▶ [Directions]
**A)** Condense the paragraph in the pension fund text that begins "To revamp the fund" into a short bulleted list that keeps its main facts.
**B)** Transcribe the section of the pension fund text that opens with the words containing "To revamp the" and closes with "to replace Scudder.".
**C)** List every year that appears as a number in the pension fund text.

▶ [Selected text]
....................

It was an auspicious time. San Diego’s pension fund, whose assets then totaled $493 million, was about to undergo a sea change. The following year Lawrence Grissom arrived from the Public Employees’ Retirement System of Nevada to become retirement administrator, the top job at the fund. He took control of an investment program that Scudder, Stevens & Clark had been running as a balanced manager since 1962. Grissom had been on the job for just three months when Black Monday struck, hammering Scudder’s investments. Then, McCalla reports, Scudder’s investment strategy became so defensive that the plan didn’t fully benefit from the market recovery.

As Grissom and his staff were coming to terms with the fallout from the market crash, McCalla took on a more high-profile role. In December 1988 he was elected by city employees to become one of the pension fund’s board trustees. He kept his city job as a revenue analyst.

To revamp the fund, Grissom wanted to increase the number of money managers and set a more sophisticated asset allocation with the help of the fund’s longtime consultant, Callan Associates. In 1989 the board, at Grissom’s recommendation, issued its revised strategy, allocating 35 percent to domestic equities (30 percent large cap and 5 percent small and midcap); 55 percent to domestic fixed income, both government and corporate; and 10 percent to real estate. The board also voted to hire eight specialized money managers to replace Scudder.

What didn’t change was the plan’s belief in active outside managers. The San Diego pension fund has always been managed entirely from the outside. And unlike many public plans, it has steered clear of indexing. “It has been a philosophical view of the board over the years that active management outperforms,” says McCalla.

....................

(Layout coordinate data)
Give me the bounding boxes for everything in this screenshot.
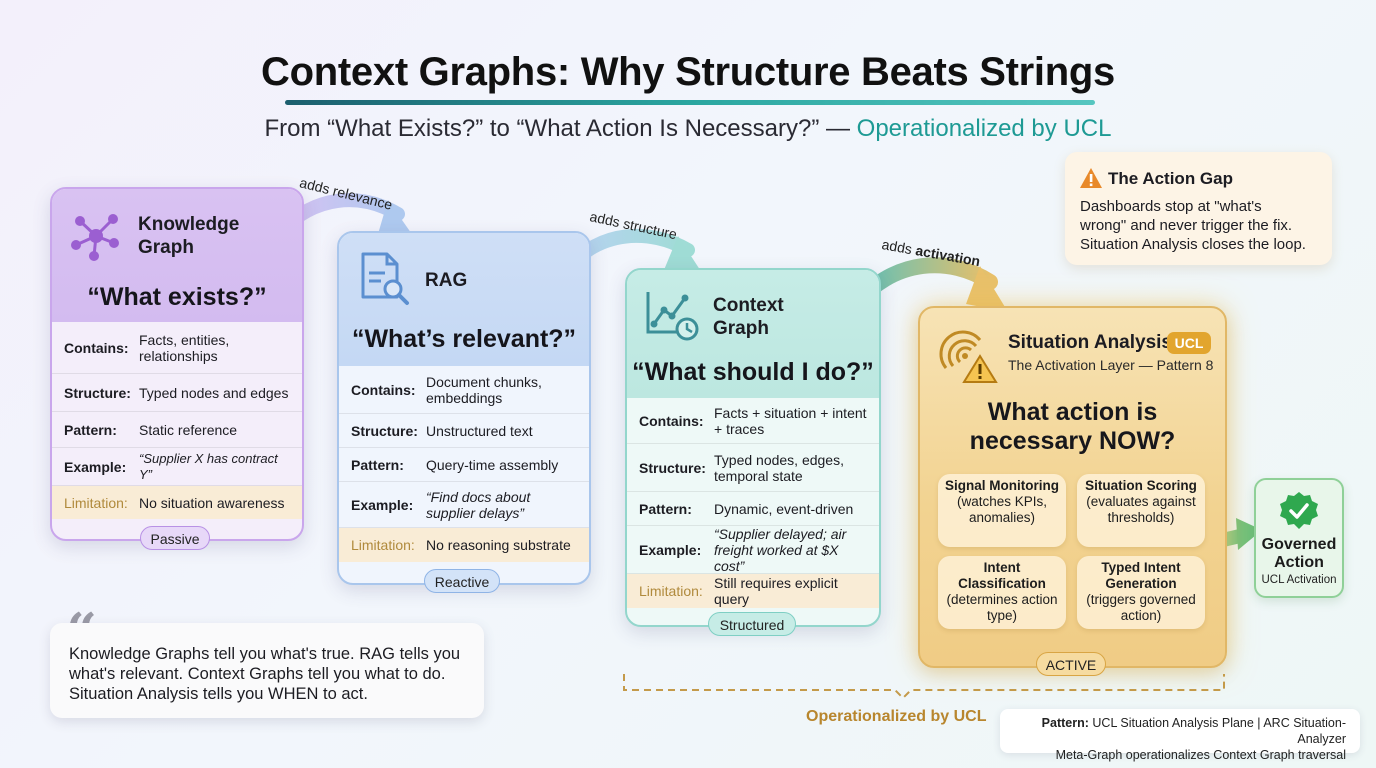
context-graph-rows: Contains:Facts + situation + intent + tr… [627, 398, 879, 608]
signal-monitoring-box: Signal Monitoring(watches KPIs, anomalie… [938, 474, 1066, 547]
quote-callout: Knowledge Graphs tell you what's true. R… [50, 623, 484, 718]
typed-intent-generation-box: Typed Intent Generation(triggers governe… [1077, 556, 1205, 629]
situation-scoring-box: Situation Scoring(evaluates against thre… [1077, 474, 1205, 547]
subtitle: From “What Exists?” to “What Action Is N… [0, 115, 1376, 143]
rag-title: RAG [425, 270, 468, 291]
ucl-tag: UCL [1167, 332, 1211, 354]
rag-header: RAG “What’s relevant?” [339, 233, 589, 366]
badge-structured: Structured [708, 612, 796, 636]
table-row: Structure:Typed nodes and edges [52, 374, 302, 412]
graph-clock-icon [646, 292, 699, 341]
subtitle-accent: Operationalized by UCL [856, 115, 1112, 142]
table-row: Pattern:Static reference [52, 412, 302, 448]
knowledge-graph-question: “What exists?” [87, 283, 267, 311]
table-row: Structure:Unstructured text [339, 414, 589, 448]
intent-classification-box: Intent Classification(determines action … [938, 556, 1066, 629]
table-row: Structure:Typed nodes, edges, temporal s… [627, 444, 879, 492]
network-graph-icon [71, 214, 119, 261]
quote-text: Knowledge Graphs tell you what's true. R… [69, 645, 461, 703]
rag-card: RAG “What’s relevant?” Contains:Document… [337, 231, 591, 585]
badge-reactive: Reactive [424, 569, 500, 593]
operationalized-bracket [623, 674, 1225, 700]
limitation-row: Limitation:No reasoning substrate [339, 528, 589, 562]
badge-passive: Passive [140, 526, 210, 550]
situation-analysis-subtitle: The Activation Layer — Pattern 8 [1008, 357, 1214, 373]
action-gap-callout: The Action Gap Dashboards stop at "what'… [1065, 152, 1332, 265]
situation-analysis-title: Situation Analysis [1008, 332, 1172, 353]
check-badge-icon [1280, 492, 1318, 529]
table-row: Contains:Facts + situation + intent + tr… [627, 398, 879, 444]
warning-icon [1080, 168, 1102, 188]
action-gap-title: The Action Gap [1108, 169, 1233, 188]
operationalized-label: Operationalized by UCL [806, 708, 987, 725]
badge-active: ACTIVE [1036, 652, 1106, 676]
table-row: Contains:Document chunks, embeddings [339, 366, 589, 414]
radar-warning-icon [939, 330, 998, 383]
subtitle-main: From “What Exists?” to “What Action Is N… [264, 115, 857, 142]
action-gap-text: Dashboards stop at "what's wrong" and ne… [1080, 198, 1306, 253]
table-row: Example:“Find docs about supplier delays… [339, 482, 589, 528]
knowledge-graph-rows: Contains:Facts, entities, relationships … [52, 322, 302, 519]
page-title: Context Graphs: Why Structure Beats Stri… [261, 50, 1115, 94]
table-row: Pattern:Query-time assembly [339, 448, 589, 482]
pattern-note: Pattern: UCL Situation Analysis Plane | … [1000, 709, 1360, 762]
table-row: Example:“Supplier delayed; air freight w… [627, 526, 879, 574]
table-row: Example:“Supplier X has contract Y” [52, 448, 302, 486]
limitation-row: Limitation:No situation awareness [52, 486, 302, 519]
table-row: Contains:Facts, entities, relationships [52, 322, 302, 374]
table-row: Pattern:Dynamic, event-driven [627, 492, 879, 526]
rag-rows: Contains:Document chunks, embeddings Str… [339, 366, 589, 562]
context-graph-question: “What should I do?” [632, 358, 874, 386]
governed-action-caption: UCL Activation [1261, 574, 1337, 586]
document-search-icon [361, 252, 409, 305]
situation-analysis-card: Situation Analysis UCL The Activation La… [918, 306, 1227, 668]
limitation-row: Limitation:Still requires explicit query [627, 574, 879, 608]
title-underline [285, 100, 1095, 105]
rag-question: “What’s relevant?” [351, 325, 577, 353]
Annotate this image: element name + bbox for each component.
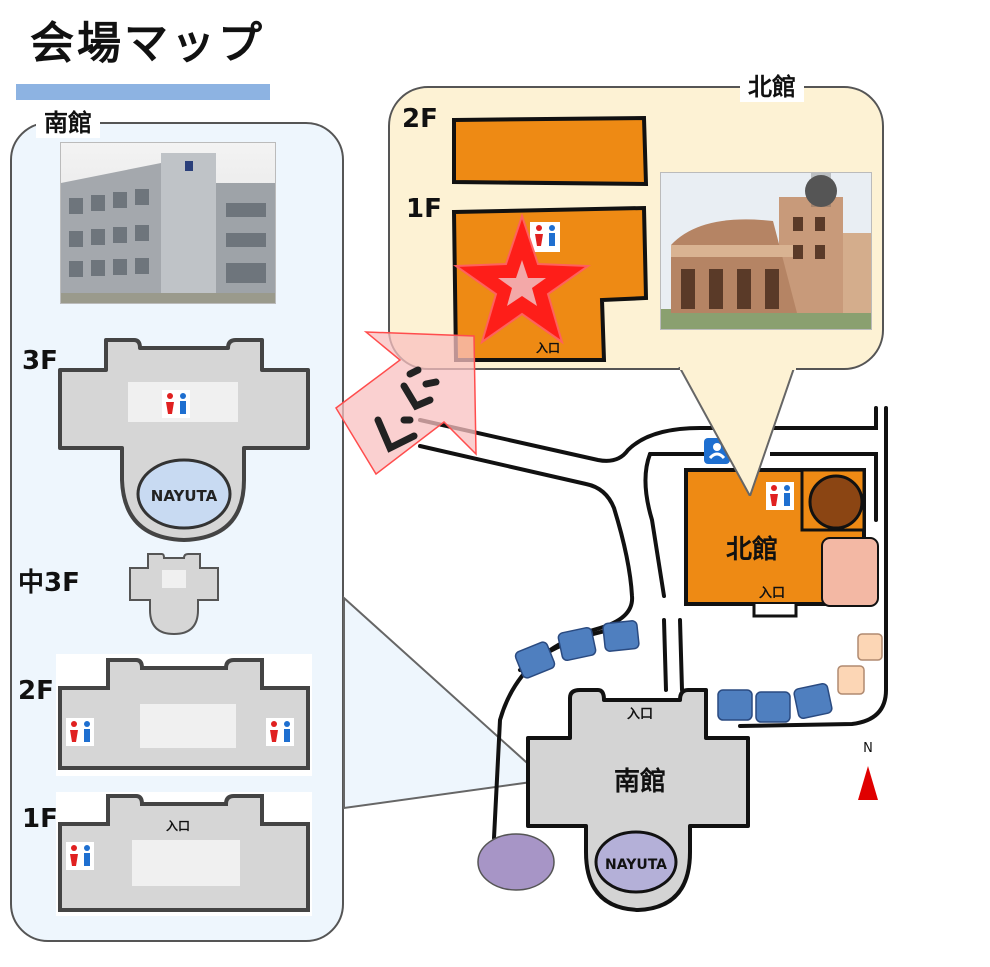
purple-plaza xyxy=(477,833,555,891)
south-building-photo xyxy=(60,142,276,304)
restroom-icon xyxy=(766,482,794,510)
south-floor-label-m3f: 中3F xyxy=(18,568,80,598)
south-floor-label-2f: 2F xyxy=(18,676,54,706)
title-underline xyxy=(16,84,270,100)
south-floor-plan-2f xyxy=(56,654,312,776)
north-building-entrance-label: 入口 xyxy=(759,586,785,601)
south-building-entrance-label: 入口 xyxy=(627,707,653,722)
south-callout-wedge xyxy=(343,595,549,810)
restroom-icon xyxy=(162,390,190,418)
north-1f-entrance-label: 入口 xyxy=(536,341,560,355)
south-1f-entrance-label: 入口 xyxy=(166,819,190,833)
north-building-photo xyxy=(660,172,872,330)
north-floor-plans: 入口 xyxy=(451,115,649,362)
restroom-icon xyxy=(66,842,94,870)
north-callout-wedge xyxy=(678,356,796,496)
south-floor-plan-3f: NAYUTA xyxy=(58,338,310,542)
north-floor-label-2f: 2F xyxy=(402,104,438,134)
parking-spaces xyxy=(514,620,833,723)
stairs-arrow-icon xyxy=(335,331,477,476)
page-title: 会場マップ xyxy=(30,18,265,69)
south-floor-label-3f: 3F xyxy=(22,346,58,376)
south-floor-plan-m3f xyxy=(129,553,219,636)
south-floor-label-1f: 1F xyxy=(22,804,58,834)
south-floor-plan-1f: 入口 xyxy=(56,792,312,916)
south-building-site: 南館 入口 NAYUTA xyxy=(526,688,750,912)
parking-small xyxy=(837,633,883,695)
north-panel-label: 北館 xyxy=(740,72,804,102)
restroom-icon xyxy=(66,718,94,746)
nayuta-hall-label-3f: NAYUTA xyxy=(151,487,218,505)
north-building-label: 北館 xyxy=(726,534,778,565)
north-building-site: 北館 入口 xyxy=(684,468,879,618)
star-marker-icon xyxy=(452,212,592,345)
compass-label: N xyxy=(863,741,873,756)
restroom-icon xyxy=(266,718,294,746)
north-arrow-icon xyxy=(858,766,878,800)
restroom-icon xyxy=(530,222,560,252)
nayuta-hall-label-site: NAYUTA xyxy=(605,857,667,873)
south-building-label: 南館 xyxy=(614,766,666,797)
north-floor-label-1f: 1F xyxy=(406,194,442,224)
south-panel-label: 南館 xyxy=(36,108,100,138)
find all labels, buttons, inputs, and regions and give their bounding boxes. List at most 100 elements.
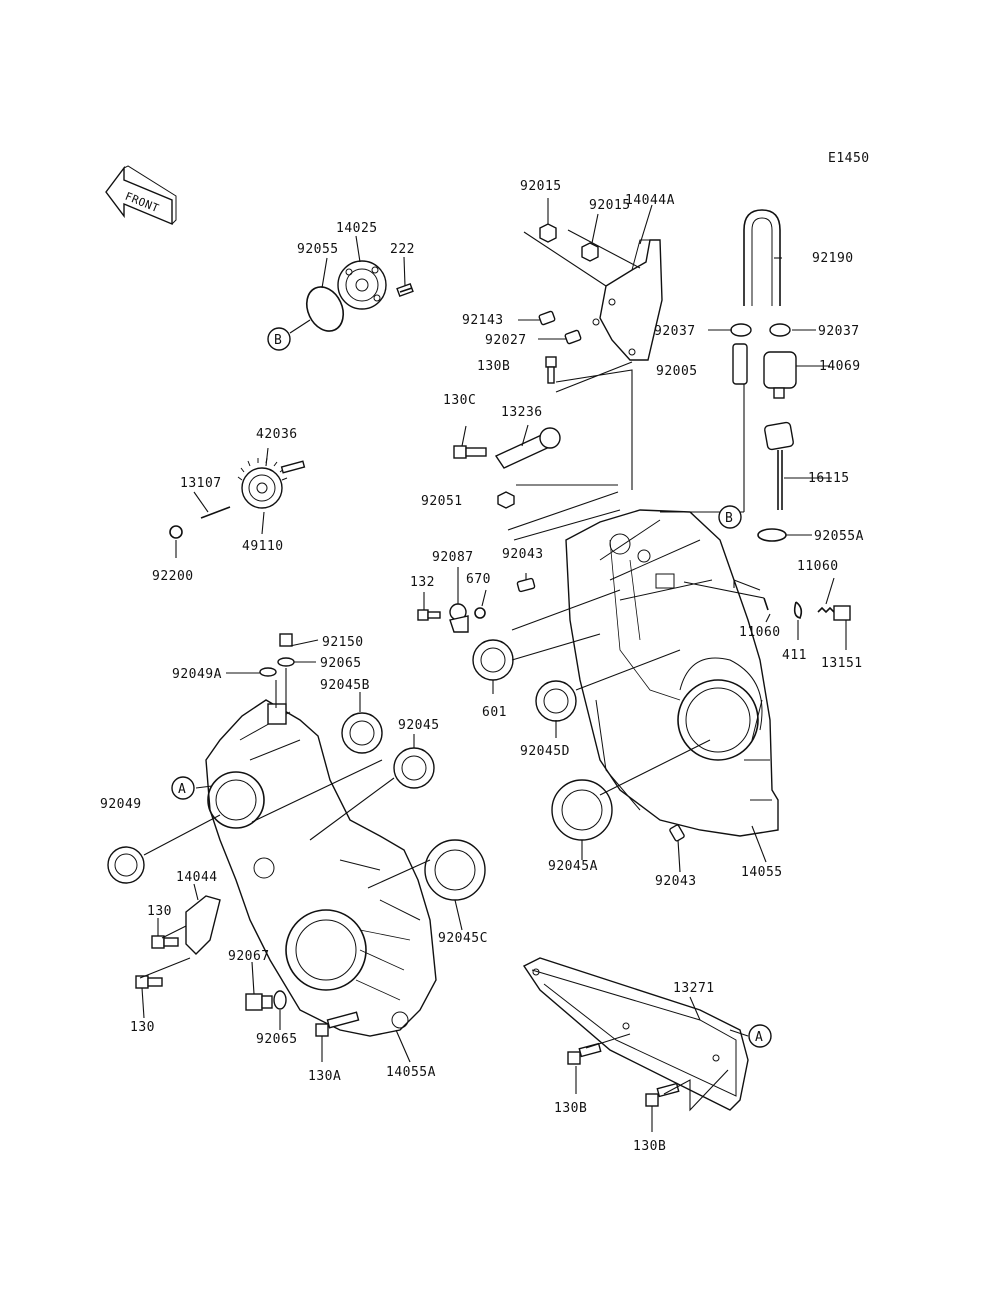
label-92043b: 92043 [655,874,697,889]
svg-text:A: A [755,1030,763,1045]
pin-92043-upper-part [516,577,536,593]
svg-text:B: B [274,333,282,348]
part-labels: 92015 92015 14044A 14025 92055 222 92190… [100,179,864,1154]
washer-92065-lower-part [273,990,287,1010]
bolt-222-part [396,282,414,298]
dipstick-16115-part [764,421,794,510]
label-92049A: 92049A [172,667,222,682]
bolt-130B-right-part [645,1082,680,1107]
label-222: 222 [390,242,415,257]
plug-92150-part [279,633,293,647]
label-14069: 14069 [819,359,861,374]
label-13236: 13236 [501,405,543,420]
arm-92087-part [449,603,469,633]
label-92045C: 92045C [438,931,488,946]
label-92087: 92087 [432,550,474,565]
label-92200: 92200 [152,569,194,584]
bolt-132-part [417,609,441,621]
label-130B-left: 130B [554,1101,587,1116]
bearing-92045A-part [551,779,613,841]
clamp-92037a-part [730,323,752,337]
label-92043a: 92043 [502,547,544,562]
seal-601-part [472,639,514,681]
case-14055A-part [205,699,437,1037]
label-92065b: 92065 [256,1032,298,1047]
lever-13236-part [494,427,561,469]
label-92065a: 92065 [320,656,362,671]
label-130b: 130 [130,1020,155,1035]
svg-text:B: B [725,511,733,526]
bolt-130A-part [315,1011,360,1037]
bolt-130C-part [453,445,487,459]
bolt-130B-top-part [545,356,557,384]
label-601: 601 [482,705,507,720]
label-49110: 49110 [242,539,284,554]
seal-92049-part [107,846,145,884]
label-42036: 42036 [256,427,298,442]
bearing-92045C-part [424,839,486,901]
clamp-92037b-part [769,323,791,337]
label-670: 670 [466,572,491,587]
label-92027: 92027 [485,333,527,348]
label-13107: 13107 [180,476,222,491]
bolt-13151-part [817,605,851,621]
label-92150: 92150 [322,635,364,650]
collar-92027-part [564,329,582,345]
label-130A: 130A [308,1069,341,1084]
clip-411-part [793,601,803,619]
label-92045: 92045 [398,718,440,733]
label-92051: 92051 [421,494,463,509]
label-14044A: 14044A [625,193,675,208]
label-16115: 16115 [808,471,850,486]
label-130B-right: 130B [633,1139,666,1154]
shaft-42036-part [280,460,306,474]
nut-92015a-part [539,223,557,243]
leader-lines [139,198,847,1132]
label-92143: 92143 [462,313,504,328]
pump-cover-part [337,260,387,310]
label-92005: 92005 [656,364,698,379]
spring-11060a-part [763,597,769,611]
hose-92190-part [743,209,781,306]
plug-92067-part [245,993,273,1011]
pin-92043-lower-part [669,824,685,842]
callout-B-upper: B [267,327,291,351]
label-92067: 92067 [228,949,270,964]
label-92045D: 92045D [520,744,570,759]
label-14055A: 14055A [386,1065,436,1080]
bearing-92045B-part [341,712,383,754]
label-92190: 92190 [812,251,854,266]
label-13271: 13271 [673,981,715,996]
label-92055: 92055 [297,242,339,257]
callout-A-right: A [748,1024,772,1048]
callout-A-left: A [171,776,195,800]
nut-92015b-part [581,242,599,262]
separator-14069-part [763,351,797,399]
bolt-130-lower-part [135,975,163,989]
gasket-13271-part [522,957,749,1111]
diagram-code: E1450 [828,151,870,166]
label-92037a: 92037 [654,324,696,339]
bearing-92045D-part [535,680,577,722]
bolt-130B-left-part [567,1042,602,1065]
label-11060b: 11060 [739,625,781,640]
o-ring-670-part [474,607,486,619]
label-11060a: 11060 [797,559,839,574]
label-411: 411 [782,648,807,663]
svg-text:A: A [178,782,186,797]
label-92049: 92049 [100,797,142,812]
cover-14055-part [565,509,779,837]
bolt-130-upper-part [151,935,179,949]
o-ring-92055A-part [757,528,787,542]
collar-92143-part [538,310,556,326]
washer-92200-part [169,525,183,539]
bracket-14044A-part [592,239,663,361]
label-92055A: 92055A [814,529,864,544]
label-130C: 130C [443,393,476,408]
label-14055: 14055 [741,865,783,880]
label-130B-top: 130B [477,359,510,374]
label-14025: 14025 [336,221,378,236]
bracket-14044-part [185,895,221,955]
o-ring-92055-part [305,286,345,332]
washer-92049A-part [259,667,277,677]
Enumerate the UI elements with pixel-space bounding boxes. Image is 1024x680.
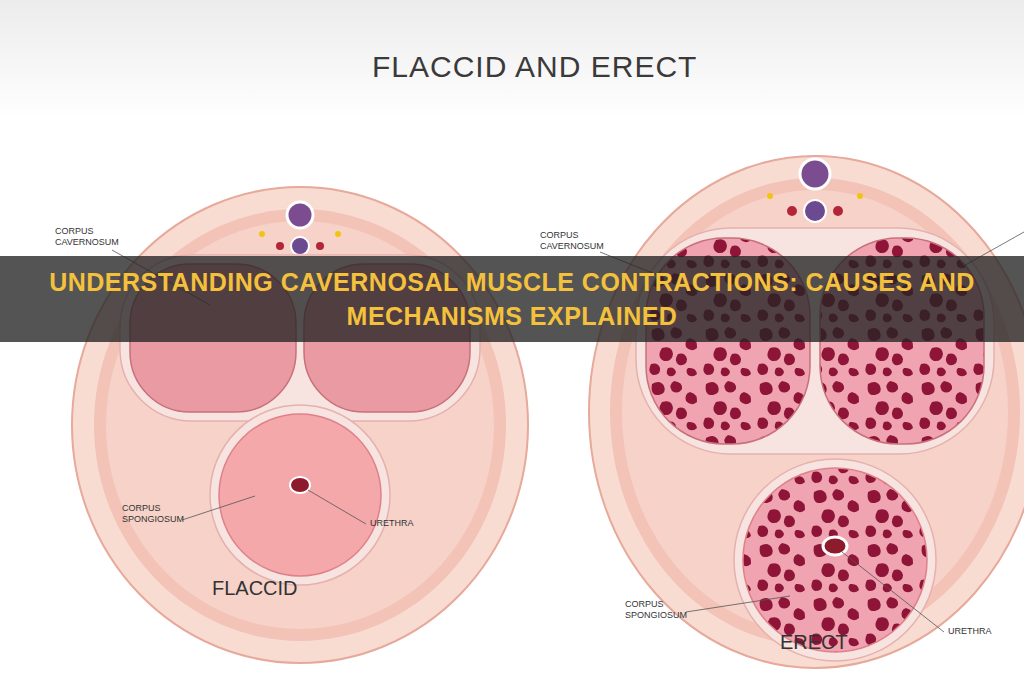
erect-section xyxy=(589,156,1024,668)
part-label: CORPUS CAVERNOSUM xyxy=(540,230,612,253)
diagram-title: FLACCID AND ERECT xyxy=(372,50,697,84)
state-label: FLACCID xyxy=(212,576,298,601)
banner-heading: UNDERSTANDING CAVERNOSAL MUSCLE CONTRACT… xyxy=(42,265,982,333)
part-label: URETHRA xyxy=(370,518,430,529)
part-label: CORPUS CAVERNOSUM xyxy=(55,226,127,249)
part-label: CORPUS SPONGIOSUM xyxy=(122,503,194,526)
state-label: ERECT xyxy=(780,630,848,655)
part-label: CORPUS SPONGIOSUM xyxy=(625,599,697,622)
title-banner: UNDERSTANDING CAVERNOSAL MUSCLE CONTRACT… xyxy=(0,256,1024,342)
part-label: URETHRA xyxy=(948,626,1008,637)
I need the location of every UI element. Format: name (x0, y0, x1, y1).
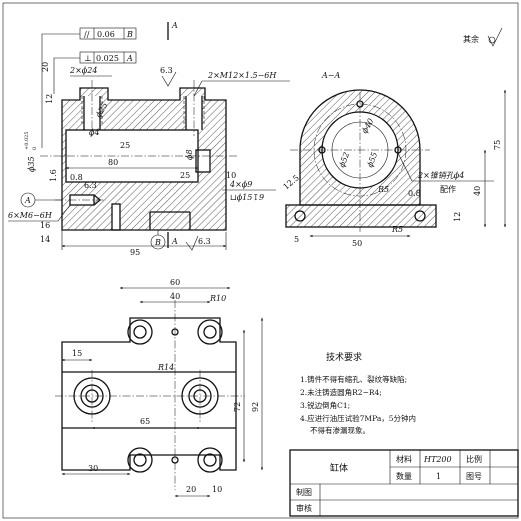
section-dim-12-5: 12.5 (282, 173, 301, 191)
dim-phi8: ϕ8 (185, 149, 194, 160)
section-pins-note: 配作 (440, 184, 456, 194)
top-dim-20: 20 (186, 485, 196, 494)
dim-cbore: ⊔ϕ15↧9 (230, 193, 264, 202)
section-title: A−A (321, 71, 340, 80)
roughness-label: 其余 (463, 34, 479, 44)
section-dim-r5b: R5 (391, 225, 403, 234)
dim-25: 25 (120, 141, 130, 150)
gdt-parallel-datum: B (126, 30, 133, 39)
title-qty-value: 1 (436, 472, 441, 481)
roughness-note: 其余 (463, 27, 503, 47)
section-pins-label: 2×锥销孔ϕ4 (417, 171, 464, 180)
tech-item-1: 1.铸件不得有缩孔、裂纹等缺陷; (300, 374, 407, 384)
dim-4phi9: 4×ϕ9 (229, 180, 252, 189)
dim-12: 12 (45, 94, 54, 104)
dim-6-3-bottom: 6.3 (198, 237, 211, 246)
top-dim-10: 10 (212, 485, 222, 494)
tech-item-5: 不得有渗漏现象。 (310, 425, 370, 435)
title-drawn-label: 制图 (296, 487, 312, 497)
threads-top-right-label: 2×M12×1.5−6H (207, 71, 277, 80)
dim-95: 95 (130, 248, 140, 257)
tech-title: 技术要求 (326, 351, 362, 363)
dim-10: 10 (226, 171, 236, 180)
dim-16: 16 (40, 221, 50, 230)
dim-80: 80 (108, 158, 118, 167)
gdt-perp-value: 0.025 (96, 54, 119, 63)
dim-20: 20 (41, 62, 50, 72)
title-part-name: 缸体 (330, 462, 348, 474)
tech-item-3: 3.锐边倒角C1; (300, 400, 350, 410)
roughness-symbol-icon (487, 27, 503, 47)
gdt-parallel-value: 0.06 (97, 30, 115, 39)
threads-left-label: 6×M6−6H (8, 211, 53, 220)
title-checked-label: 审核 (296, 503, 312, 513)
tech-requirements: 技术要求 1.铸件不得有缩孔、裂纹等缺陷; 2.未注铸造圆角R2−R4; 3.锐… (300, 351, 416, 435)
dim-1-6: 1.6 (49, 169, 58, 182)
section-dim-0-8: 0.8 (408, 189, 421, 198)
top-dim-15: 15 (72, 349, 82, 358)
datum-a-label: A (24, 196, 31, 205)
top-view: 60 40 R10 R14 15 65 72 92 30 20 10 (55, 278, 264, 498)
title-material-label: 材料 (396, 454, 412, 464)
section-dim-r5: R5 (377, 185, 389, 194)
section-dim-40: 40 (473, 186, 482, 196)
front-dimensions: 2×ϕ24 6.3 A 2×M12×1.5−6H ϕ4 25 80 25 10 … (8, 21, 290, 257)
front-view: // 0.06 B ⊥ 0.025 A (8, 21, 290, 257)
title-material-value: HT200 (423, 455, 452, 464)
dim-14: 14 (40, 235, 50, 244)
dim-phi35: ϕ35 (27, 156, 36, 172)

....................

▶ [Results of the exercise]
**A)**
- Grissom sought to revamp the fund by adding more money managers and setting a more sophisticated asset allocation, working with longtime consultant Callan Associates.
- In 1989, on Grissom's recommendation, the board issued a revised strategy:
  - 35 percent domestic equities (30 percent large cap, 5 percent small and midcap)
  - 55 percent domestic fixed income, both government and corporate
  - 10 percent real estate
- The board also voted to hire eight specialized money managers to replace Scudder.

**B)**
To revamp the fund, Grissom wanted to increase the number of money managers and set a more sophisticated asset allocation with the help of the fund’s longtime consultant, Callan Associates. In 1989 the board, at Grissom’s recommendation, issued its revised strategy, allocating 35 percent to domestic equities (30 percent large cap and 5 percent small and midcap); 55 percent to domestic fixed income, both government and corporate; and 10 percent to real estate. The board also voted to hire eight specialized money managers to replace Scudder.

**C)**
- 1962
- 1988
- 1989